> Exercise task
Pick every line with "title" from the material below.

> Source material
———

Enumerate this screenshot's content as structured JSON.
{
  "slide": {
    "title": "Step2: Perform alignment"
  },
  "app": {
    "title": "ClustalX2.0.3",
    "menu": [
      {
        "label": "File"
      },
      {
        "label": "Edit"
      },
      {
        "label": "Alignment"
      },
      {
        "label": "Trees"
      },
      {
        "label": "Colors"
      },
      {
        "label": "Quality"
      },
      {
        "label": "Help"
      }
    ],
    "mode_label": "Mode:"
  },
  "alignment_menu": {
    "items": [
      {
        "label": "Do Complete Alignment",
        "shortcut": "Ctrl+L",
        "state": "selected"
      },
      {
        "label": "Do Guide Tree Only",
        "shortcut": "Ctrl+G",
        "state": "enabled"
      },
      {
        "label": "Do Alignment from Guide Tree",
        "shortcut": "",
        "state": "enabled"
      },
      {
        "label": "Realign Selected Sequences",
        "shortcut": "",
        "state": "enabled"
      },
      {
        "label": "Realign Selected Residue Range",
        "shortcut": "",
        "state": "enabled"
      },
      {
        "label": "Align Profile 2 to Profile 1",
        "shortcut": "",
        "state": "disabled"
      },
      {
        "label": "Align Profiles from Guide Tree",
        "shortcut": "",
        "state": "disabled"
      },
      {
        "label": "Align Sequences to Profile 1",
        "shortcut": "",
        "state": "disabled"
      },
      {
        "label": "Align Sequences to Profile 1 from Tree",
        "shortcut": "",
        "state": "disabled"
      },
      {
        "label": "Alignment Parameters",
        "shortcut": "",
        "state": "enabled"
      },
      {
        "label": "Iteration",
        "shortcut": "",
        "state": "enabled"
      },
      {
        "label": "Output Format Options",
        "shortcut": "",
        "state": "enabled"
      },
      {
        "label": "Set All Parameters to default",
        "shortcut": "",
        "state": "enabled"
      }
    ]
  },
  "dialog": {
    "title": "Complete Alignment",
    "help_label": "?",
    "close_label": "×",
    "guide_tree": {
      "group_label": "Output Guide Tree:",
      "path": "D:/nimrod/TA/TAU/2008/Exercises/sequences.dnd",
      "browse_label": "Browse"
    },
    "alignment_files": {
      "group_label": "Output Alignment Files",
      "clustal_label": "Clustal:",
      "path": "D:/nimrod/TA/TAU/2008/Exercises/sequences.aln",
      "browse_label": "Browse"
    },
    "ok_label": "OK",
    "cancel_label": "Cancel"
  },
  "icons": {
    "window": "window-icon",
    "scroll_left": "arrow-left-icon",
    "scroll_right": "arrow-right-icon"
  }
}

———

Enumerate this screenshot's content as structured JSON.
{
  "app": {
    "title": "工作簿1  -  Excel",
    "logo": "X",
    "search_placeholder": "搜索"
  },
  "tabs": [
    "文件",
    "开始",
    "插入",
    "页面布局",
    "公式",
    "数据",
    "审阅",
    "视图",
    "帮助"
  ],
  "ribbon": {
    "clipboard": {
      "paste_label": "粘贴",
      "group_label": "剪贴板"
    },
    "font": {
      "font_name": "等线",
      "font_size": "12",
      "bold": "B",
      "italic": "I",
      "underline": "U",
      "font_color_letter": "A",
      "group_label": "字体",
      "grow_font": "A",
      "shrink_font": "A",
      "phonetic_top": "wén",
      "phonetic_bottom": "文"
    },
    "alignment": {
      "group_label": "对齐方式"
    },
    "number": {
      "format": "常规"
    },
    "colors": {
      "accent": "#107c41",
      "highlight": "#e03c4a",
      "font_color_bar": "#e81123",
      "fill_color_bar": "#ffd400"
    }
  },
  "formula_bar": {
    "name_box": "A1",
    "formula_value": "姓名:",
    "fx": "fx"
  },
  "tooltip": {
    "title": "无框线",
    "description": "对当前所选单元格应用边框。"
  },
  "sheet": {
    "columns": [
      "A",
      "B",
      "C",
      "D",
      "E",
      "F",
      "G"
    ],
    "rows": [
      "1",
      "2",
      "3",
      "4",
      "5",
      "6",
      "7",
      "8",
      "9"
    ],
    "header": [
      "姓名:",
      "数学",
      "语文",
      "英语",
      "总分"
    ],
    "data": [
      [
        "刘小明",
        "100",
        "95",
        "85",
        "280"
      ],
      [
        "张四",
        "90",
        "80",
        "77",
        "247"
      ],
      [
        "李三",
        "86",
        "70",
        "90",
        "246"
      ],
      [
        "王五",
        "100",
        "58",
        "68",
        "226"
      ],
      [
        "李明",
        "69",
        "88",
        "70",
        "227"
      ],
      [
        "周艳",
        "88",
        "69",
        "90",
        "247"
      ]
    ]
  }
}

———

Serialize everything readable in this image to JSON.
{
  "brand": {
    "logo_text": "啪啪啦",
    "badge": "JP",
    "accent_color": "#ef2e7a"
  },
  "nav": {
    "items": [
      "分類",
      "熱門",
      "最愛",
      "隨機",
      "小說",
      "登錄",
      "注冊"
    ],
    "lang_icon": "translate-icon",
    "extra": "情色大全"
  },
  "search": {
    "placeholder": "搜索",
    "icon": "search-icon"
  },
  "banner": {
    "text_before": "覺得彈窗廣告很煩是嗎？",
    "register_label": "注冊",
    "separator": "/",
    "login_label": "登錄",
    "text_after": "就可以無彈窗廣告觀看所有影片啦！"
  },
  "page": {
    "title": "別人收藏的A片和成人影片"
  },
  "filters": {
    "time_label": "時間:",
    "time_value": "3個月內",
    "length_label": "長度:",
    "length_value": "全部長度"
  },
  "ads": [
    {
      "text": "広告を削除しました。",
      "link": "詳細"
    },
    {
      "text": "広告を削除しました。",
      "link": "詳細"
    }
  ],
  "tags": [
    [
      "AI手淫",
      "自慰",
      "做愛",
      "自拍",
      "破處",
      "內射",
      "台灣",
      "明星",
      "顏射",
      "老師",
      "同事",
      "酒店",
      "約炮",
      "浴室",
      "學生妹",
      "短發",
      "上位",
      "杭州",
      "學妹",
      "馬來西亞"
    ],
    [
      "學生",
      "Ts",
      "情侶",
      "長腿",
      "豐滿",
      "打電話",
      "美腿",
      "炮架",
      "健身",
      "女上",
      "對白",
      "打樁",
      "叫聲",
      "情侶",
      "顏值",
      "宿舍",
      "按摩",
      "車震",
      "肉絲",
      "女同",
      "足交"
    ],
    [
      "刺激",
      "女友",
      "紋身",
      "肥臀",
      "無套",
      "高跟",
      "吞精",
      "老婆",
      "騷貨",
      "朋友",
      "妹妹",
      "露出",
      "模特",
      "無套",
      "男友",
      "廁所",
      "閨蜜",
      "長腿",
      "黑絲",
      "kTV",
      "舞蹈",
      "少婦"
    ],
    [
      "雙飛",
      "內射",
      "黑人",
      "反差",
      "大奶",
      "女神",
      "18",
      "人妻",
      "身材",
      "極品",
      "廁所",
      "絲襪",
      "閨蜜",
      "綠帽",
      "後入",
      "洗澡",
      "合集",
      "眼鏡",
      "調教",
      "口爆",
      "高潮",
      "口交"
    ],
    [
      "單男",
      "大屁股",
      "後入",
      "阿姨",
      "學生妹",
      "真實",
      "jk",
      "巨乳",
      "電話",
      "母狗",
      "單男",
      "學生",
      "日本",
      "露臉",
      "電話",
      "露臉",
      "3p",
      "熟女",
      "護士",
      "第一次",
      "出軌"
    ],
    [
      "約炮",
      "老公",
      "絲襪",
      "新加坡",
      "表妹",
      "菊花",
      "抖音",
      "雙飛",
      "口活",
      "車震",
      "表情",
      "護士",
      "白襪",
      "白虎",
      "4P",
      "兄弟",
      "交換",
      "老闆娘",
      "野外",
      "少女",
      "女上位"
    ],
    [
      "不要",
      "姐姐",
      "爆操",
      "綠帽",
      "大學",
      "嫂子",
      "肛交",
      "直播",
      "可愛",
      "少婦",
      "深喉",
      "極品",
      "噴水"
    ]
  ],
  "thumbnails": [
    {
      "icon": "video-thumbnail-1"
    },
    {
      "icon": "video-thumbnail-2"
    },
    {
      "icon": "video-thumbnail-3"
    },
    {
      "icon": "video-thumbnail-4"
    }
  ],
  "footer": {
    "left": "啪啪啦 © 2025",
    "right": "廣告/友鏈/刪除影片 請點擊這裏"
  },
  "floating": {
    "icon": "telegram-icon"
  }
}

———

> Solution for this problem
    "title": "Step2: Perform alignment"
    "title": "ClustalX2.0.3",
    "title": "Complete Alignment",
    "title": "工作簿1  -  Excel",
    "title": "无框线",
    "title": "別人收藏的A片和成人影片"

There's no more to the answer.